[Records from a collection of figures]
⟨
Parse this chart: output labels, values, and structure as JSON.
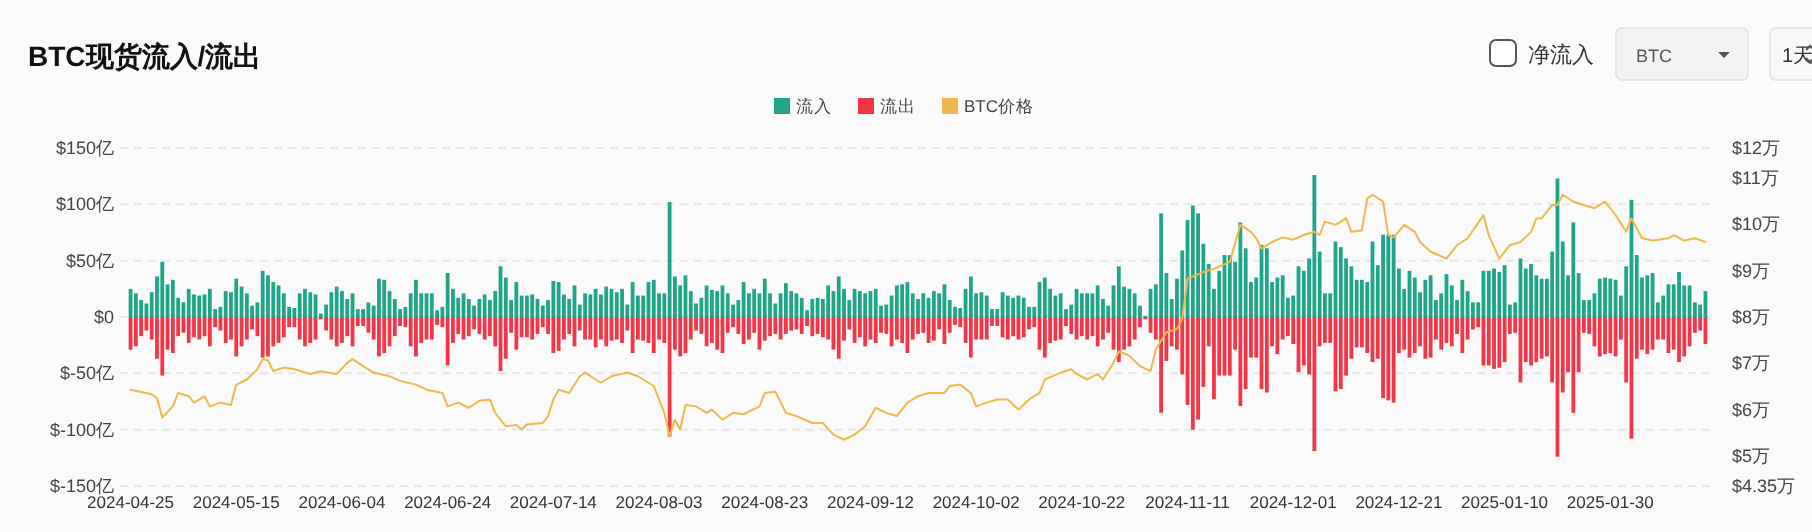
{
  "chart_data": {
    "type": "bar",
    "title": "BTC现货流入/流出",
    "annotations": [
      "净流入",
      "BTC",
      "1天"
    ],
    "legend": "top",
    "grid": "y",
    "x": [
      "2024-04-25",
      "2024-04-26",
      "2024-04-27",
      "2024-04-28",
      "2024-04-29",
      "2024-04-30",
      "2024-05-01",
      "2024-05-02",
      "2024-05-03",
      "2024-05-04",
      "2024-05-05",
      "2024-05-06",
      "2024-05-07",
      "2024-05-08",
      "2024-05-09",
      "2024-05-10",
      "2024-05-11",
      "2024-05-12",
      "2024-05-13",
      "2024-05-14",
      "2024-05-15",
      "2024-05-16",
      "2024-05-17",
      "2024-05-18",
      "2024-05-19",
      "2024-05-20",
      "2024-05-21",
      "2024-05-22",
      "2024-05-23",
      "2024-05-24",
      "2024-05-25",
      "2024-05-26",
      "2024-05-27",
      "2024-05-28",
      "2024-05-29",
      "2024-05-30",
      "2024-05-31",
      "2024-06-01",
      "2024-06-02",
      "2024-06-03",
      "2024-06-04",
      "2024-06-05",
      "2024-06-06",
      "2024-06-07",
      "2024-06-08",
      "2024-06-09",
      "2024-06-10",
      "2024-06-11",
      "2024-06-12",
      "2024-06-13",
      "2024-06-14",
      "2024-06-15",
      "2024-06-16",
      "2024-06-17",
      "2024-06-18",
      "2024-06-19",
      "2024-06-20",
      "2024-06-21",
      "2024-06-22",
      "2024-06-23",
      "2024-06-24",
      "2024-06-25",
      "2024-06-26",
      "2024-06-27",
      "2024-06-28",
      "2024-06-29",
      "2024-06-30",
      "2024-07-01",
      "2024-07-02",
      "2024-07-03",
      "2024-07-04",
      "2024-07-05",
      "2024-07-06",
      "2024-07-07",
      "2024-07-08",
      "2024-07-09",
      "2024-07-10",
      "2024-07-11",
      "2024-07-12",
      "2024-07-13",
      "2024-07-14",
      "2024-07-15",
      "2024-07-16",
      "2024-07-17",
      "2024-07-18",
      "2024-07-19",
      "2024-07-20",
      "2024-07-21",
      "2024-07-22",
      "2024-07-23",
      "2024-07-24",
      "2024-07-25",
      "2024-07-26",
      "2024-07-27",
      "2024-07-28",
      "2024-07-29",
      "2024-07-30",
      "2024-07-31",
      "2024-08-01",
      "2024-08-02",
      "2024-08-03",
      "2024-08-04",
      "2024-08-05",
      "2024-08-06",
      "2024-08-07",
      "2024-08-08",
      "2024-08-09",
      "2024-08-10",
      "2024-08-11",
      "2024-08-12",
      "2024-08-13",
      "2024-08-14",
      "2024-08-15",
      "2024-08-16",
      "2024-08-17",
      "2024-08-18",
      "2024-08-19",
      "2024-08-20",
      "2024-08-21",
      "2024-08-22",
      "2024-08-23",
      "2024-08-24",
      "2024-08-25",
      "2024-08-26",
      "2024-08-27",
      "2024-08-28",
      "2024-08-29",
      "2024-08-30",
      "2024-08-31",
      "2024-09-01",
      "2024-09-02",
      "2024-09-03",
      "2024-09-04",
      "2024-09-05",
      "2024-09-06",
      "2024-09-07",
      "2024-09-08",
      "2024-09-09",
      "2024-09-10",
      "2024-09-11",
      "2024-09-12",
      "2024-09-13",
      "2024-09-14",
      "2024-09-15",
      "2024-09-16",
      "2024-09-17",
      "2024-09-18",
      "2024-09-19",
      "2024-09-20",
      "2024-09-21",
      "2024-09-22",
      "2024-09-23",
      "2024-09-24",
      "2024-09-25",
      "2024-09-26",
      "2024-09-27",
      "2024-09-28",
      "2024-09-29",
      "2024-09-30",
      "2024-10-01",
      "2024-10-02",
      "2024-10-03",
      "2024-10-04",
      "2024-10-05",
      "2024-10-06",
      "2024-10-07",
      "2024-10-08",
      "2024-10-09",
      "2024-10-10",
      "2024-10-11",
      "2024-10-12",
      "2024-10-13",
      "2024-10-14",
      "2024-10-15",
      "2024-10-16",
      "2024-10-17",
      "2024-10-18",
      "2024-10-19",
      "2024-10-20",
      "2024-10-21",
      "2024-10-22",
      "2024-10-23",
      "2024-10-24",
      "2024-10-25",
      "2024-10-26",
      "2024-10-27",
      "2024-10-28",
      "2024-10-29",
      "2024-10-30",
      "2024-10-31",
      "2024-11-01",
      "2024-11-02",
      "2024-11-03",
      "2024-11-04",
      "2024-11-05",
      "2024-11-06",
      "2024-11-07",
      "2024-11-08",
      "2024-11-09",
      "2024-11-10",
      "2024-11-11",
      "2024-11-12",
      "2024-11-13",
      "2024-11-14",
      "2024-11-15",
      "2024-11-16",
      "2024-11-17",
      "2024-11-18",
      "2024-11-19",
      "2024-11-20",
      "2024-11-21",
      "2024-11-22",
      "2024-11-23",
      "2024-11-24",
      "2024-11-25",
      "2024-11-26",
      "2024-11-27",
      "2024-11-28",
      "2024-11-29",
      "2024-11-30",
      "2024-12-01",
      "2024-12-02",
      "2024-12-03",
      "2024-12-04",
      "2024-12-05",
      "2024-12-06",
      "2024-12-07",
      "2024-12-08",
      "2024-12-09",
      "2024-12-10",
      "2024-12-11",
      "2024-12-12",
      "2024-12-13",
      "2024-12-14",
      "2024-12-15",
      "2024-12-16",
      "2024-12-17",
      "2024-12-18",
      "2024-12-19",
      "2024-12-20",
      "2024-12-21",
      "2024-12-22",
      "2024-12-23",
      "2024-12-24",
      "2024-12-25",
      "2024-12-26",
      "2024-12-27",
      "2024-12-28",
      "2024-12-29",
      "2024-12-30",
      "2024-12-31",
      "2025-01-01",
      "2025-01-02",
      "2025-01-03",
      "2025-01-04",
      "2025-01-05",
      "2025-01-06",
      "2025-01-07",
      "2025-01-08",
      "2025-01-09",
      "2025-01-10",
      "2025-01-11",
      "2025-01-12",
      "2025-01-13",
      "2025-01-14",
      "2025-01-15",
      "2025-01-16",
      "2025-01-17",
      "2025-01-18",
      "2025-01-19",
      "2025-01-20",
      "2025-01-21",
      "2025-01-22",
      "2025-01-23",
      "2025-01-24",
      "2025-01-25",
      "2025-01-26",
      "2025-01-27",
      "2025-01-28",
      "2025-01-29",
      "2025-01-30",
      "2025-01-31",
      "2025-02-01",
      "2025-02-02",
      "2025-02-03",
      "2025-02-04",
      "2025-02-05",
      "2025-02-06",
      "2025-02-07",
      "2025-02-08",
      "2025-02-09",
      "2025-02-10",
      "2025-02-11",
      "2025-02-12",
      "2025-02-13",
      "2025-02-14",
      "2025-02-15",
      "2025-02-16",
      "2025-02-17"
    ],
    "series": [
      {
        "name": "流入",
        "color": "#1fa58a",
        "values": [
          25,
          21,
          15,
          12,
          22,
          36,
          49,
          29,
          33,
          17,
          13,
          25,
          20,
          19,
          20,
          25,
          7,
          9,
          23,
          22,
          34,
          27,
          21,
          10,
          13,
          41,
          37,
          31,
          28,
          21,
          9,
          8,
          21,
          25,
          22,
          20,
          3,
          11,
          22,
          27,
          23,
          16,
          21,
          7,
          7,
          13,
          10,
          34,
          33,
          23,
          16,
          7,
          9,
          21,
          33,
          21,
          21,
          21,
          6,
          9,
          39,
          25,
          17,
          21,
          16,
          10,
          16,
          20,
          15,
          23,
          45,
          35,
          15,
          31,
          19,
          19,
          20,
          16,
          10,
          15,
          32,
          31,
          20,
          16,
          28,
          11,
          21,
          20,
          25,
          20,
          27,
          25,
          22,
          25,
          11,
          31,
          19,
          19,
          31,
          33,
          21,
          21,
          102,
          36,
          28,
          37,
          23,
          12,
          17,
          28,
          24,
          23,
          28,
          21,
          11,
          15,
          31,
          21,
          25,
          21,
          34,
          21,
          12,
          21,
          30,
          23,
          21,
          17,
          6,
          16,
          17,
          16,
          28,
          23,
          36,
          25,
          15,
          25,
          23,
          21,
          23,
          25,
          10,
          11,
          19,
          28,
          29,
          31,
          21,
          16,
          21,
          17,
          23,
          21,
          29,
          15,
          9,
          8,
          25,
          36,
          21,
          22,
          19,
          7,
          7,
          22,
          19,
          17,
          19,
          17,
          9,
          9,
          31,
          35,
          25,
          19,
          21,
          7,
          11,
          25,
          21,
          21,
          21,
          28,
          16,
          10,
          28,
          45,
          27,
          25,
          21,
          10,
          1,
          25,
          29,
          92,
          39,
          16,
          34,
          59,
          86,
          99,
          92,
          65,
          47,
          25,
          41,
          55,
          55,
          49,
          84,
          61,
          31,
          35,
          64,
          61,
          31,
          35,
          37,
          17,
          19,
          45,
          41,
          52,
          126,
          58,
          21,
          21,
          67,
          62,
          52,
          45,
          33,
          33,
          31,
          67,
          46,
          73,
          73,
          73,
          43,
          25,
          41,
          35,
          22,
          33,
          37,
          15,
          21,
          38,
          28,
          15,
          33,
          23,
          13,
          13,
          41,
          41,
          43,
          40,
          46,
          11,
          13,
          52,
          43,
          47,
          37,
          34,
          34,
          58,
          123,
          67,
          37,
          84,
          39,
          15,
          15,
          21,
          34,
          35,
          34,
          33,
          19,
          45,
          104,
          55,
          35,
          37,
          39,
          13,
          19,
          29,
          29,
          40,
          28,
          28,
          13,
          11,
          23
        ]
      },
      {
        "name": "流出",
        "color": "#f23645",
        "values": [
          -29,
          -26,
          -17,
          -12,
          -20,
          -37,
          -52,
          -29,
          -32,
          -17,
          -14,
          -23,
          -18,
          -20,
          -17,
          -26,
          -9,
          -12,
          -23,
          -20,
          -35,
          -26,
          -20,
          -11,
          -17,
          -36,
          -35,
          -26,
          -23,
          -18,
          -9,
          -9,
          -20,
          -26,
          -23,
          -20,
          -2,
          -12,
          -20,
          -26,
          -23,
          -17,
          -26,
          -8,
          -8,
          -14,
          -20,
          -35,
          -32,
          -26,
          -17,
          -8,
          -9,
          -26,
          -35,
          -23,
          -20,
          -20,
          -7,
          -9,
          -43,
          -23,
          -15,
          -20,
          -17,
          -11,
          -15,
          -20,
          -17,
          -26,
          -48,
          -37,
          -14,
          -29,
          -18,
          -18,
          -20,
          -15,
          -9,
          -15,
          -32,
          -30,
          -20,
          -15,
          -26,
          -12,
          -20,
          -20,
          -27,
          -20,
          -26,
          -21,
          -20,
          -23,
          -12,
          -32,
          -20,
          -21,
          -23,
          -32,
          -20,
          -23,
          -106,
          -29,
          -35,
          -32,
          -20,
          -12,
          -15,
          -26,
          -23,
          -29,
          -32,
          -14,
          -9,
          -15,
          -24,
          -20,
          -14,
          -29,
          -21,
          -17,
          -15,
          -20,
          -15,
          -12,
          -11,
          -15,
          -8,
          -17,
          -15,
          -18,
          -20,
          -29,
          -37,
          -21,
          -11,
          -23,
          -18,
          -26,
          -20,
          -23,
          -14,
          -15,
          -26,
          -20,
          -23,
          -32,
          -20,
          -15,
          -14,
          -23,
          -21,
          -11,
          -24,
          -14,
          -7,
          -9,
          -23,
          -36,
          -20,
          -20,
          -20,
          -8,
          -8,
          -18,
          -20,
          -17,
          -20,
          -18,
          -11,
          -9,
          -29,
          -36,
          -23,
          -21,
          -20,
          -8,
          -15,
          -20,
          -17,
          -20,
          -17,
          -26,
          -20,
          -14,
          -29,
          -40,
          -29,
          -26,
          -20,
          -9,
          -2,
          -14,
          -20,
          -85,
          -39,
          -26,
          -29,
          -51,
          -78,
          -100,
          -91,
          -62,
          -26,
          -73,
          -52,
          -52,
          -52,
          -29,
          -79,
          -64,
          -36,
          -36,
          -64,
          -67,
          -26,
          -33,
          -20,
          -17,
          -24,
          -49,
          -43,
          -51,
          -119,
          -26,
          -23,
          -23,
          -66,
          -64,
          -52,
          -37,
          -27,
          -27,
          -32,
          -40,
          -37,
          -72,
          -74,
          -76,
          -32,
          -29,
          -36,
          -32,
          -26,
          -37,
          -36,
          -20,
          -29,
          -23,
          -26,
          -15,
          -32,
          -20,
          -11,
          -9,
          -43,
          -43,
          -46,
          -45,
          -40,
          -15,
          -14,
          -58,
          -40,
          -43,
          -40,
          -37,
          -35,
          -58,
          -124,
          -67,
          -49,
          -85,
          -49,
          -14,
          -15,
          -26,
          -35,
          -33,
          -32,
          -35,
          -20,
          -58,
          -108,
          -37,
          -29,
          -33,
          -29,
          -20,
          -20,
          -32,
          -29,
          -40,
          -35,
          -26,
          -14,
          -12,
          -24
        ]
      },
      {
        "name": "BTC价格",
        "type": "line",
        "axis": "y2",
        "color": "#f0b84a",
        "x": [
          "2024-04-25",
          "2024-04-29",
          "2024-04-30",
          "2024-05-01",
          "2024-05-03",
          "2024-05-04",
          "2024-05-06",
          "2024-05-07",
          "2024-05-09",
          "2024-05-10",
          "2024-05-12",
          "2024-05-14",
          "2024-05-15",
          "2024-05-17",
          "2024-05-19",
          "2024-05-20",
          "2024-05-21",
          "2024-05-22",
          "2024-05-24",
          "2024-05-26",
          "2024-05-29",
          "2024-05-31",
          "2024-06-03",
          "2024-06-05",
          "2024-06-06",
          "2024-06-08",
          "2024-06-10",
          "2024-06-13",
          "2024-06-15",
          "2024-06-18",
          "2024-06-20",
          "2024-06-23",
          "2024-06-24",
          "2024-06-26",
          "2024-06-28",
          "2024-06-30",
          "2024-07-02",
          "2024-07-03",
          "2024-07-05",
          "2024-07-07",
          "2024-07-08",
          "2024-07-09",
          "2024-07-12",
          "2024-07-13",
          "2024-07-14",
          "2024-07-15",
          "2024-07-17",
          "2024-07-19",
          "2024-07-20",
          "2024-07-22",
          "2024-07-23",
          "2024-07-25",
          "2024-07-28",
          "2024-07-30",
          "2024-08-02",
          "2024-08-04",
          "2024-08-05",
          "2024-08-06",
          "2024-08-07",
          "2024-08-08",
          "2024-08-10",
          "2024-08-12",
          "2024-08-13",
          "2024-08-15",
          "2024-08-17",
          "2024-08-19",
          "2024-08-22",
          "2024-08-23",
          "2024-08-25",
          "2024-08-27",
          "2024-08-29",
          "2024-09-01",
          "2024-09-03",
          "2024-09-05",
          "2024-09-07",
          "2024-09-09",
          "2024-09-11",
          "2024-09-13",
          "2024-09-15",
          "2024-09-17",
          "2024-09-19",
          "2024-09-21",
          "2024-09-23",
          "2024-09-26",
          "2024-09-27",
          "2024-09-29",
          "2024-10-01",
          "2024-10-02",
          "2024-10-04",
          "2024-10-06",
          "2024-10-08",
          "2024-10-10",
          "2024-10-12",
          "2024-10-14",
          "2024-10-15",
          "2024-10-18",
          "2024-10-20",
          "2024-10-21",
          "2024-10-23",
          "2024-10-25",
          "2024-10-26",
          "2024-10-28",
          "2024-10-29",
          "2024-10-31",
          "2024-11-02",
          "2024-11-04",
          "2024-11-05",
          "2024-11-07",
          "2024-11-09",
          "2024-11-10",
          "2024-11-11",
          "2024-11-14",
          "2024-11-16",
          "2024-11-19",
          "2024-11-21",
          "2024-11-23",
          "2024-11-24",
          "2024-11-25",
          "2024-11-26",
          "2024-11-27",
          "2024-11-29",
          "2024-12-01",
          "2024-12-03",
          "2024-12-05",
          "2024-12-06",
          "2024-12-07",
          "2024-12-09",
          "2024-12-11",
          "2024-12-12",
          "2024-12-14",
          "2024-12-15",
          "2024-12-16",
          "2024-12-18",
          "2024-12-19",
          "2024-12-20",
          "2024-12-22",
          "2024-12-24",
          "2024-12-25",
          "2024-12-27",
          "2024-12-30",
          "2025-01-01",
          "2025-01-03",
          "2025-01-06",
          "2025-01-07",
          "2025-01-09",
          "2025-01-11",
          "2025-01-13",
          "2025-01-15",
          "2025-01-16",
          "2025-01-17",
          "2025-01-19",
          "2025-01-20",
          "2025-01-21",
          "2025-01-23",
          "2025-01-25",
          "2025-01-27",
          "2025-01-29",
          "2025-01-31",
          "2025-02-02",
          "2025-02-03",
          "2025-02-05",
          "2025-02-07",
          "2025-02-10",
          "2025-02-11",
          "2025-02-13",
          "2025-02-15",
          "2025-02-17"
        ],
        "values": [
          6.43,
          6.33,
          6.25,
          5.83,
          6.07,
          6.36,
          6.29,
          6.15,
          6.29,
          6.07,
          6.15,
          6.1,
          6.54,
          6.65,
          6.87,
          7.09,
          7.06,
          6.83,
          6.91,
          6.87,
          6.77,
          6.83,
          6.77,
          7.01,
          7.09,
          6.94,
          6.8,
          6.72,
          6.62,
          6.54,
          6.43,
          6.36,
          6.07,
          6.15,
          6.04,
          6.19,
          6.22,
          5.93,
          5.64,
          5.67,
          5.57,
          5.68,
          5.71,
          5.86,
          6.22,
          6.43,
          6.36,
          6.72,
          6.8,
          6.65,
          6.58,
          6.72,
          6.8,
          6.72,
          6.51,
          5.93,
          5.42,
          5.78,
          5.57,
          6.1,
          6.07,
          5.93,
          6,
          5.78,
          5.93,
          5.9,
          6.07,
          6.36,
          6.39,
          5.93,
          5.86,
          5.71,
          5.71,
          5.46,
          5.35,
          5.46,
          5.64,
          6.04,
          5.93,
          5.86,
          6.15,
          6.29,
          6.36,
          6.36,
          6.51,
          6.54,
          6.36,
          6.07,
          6.15,
          6.22,
          6.22,
          6,
          6.22,
          6.36,
          6.65,
          6.8,
          6.87,
          6.77,
          6.65,
          6.77,
          6.65,
          7.01,
          7.26,
          7.16,
          6.94,
          6.83,
          7.3,
          7.67,
          7.74,
          7.96,
          8.83,
          8.97,
          9.04,
          9.19,
          9.99,
          9.84,
          9.7,
          9.48,
          9.55,
          9.62,
          9.72,
          9.67,
          9.77,
          9.84,
          9.77,
          10.06,
          9.99,
          10.13,
          9.84,
          9.87,
          10.56,
          10.64,
          10.49,
          9.77,
          9.72,
          9.99,
          9.84,
          9.62,
          9.41,
          9.26,
          9.55,
          9.7,
          10.2,
          9.77,
          9.26,
          9.55,
          9.62,
          9.84,
          10.13,
          10.13,
          10.42,
          10.42,
          10.64,
          10.49,
          10.42,
          10.35,
          10.49,
          10.2,
          9.84,
          10.13,
          9.7,
          9.65,
          9.7,
          9.77,
          9.65,
          9.7,
          9.62
        ]
      }
    ],
    "xlim": [
      "2024-04-23",
      "2025-02-19"
    ],
    "xticks": [
      "2024-04-25",
      "2024-05-15",
      "2024-06-04",
      "2024-06-24",
      "2024-07-14",
      "2024-08-03",
      "2024-08-23",
      "2024-09-12",
      "2024-10-02",
      "2024-10-22",
      "2024-11-11",
      "2024-12-01",
      "2024-12-21",
      "2025-01-10",
      "2025-01-30"
    ],
    "ylim": [
      -150,
      150
    ],
    "yticks": [
      {
        "value": 150,
        "label": "$150亿"
      },
      {
        "value": 100,
        "label": "$100亿"
      },
      {
        "value": 50,
        "label": "$50亿"
      },
      {
        "value": 0,
        "label": "$0"
      },
      {
        "value": -50,
        "label": "$-50亿"
      },
      {
        "value": -100,
        "label": "$-100亿"
      },
      {
        "value": -150,
        "label": "$-150亿"
      }
    ],
    "y2lim": [
      4.35,
      11.65
    ],
    "y2ticks": [
      {
        "value": 11.65,
        "label": "$12万"
      },
      {
        "value": 11,
        "label": "$11万"
      },
      {
        "value": 10,
        "label": "$10万"
      },
      {
        "value": 9,
        "label": "$9万"
      },
      {
        "value": 8,
        "label": "$8万"
      },
      {
        "value": 7,
        "label": "$7万"
      },
      {
        "value": 6,
        "label": "$6万"
      },
      {
        "value": 5,
        "label": "$5万"
      },
      {
        "value": 4.35,
        "label": "$4.35万"
      }
    ]
  }
}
⟩
In the records above, find each line that holds the word "color"; copy all such lines.

Result of this exercise ::
        "color": "#1fa58a",
        "color": "#f23645",
        "color": "#f0b84a",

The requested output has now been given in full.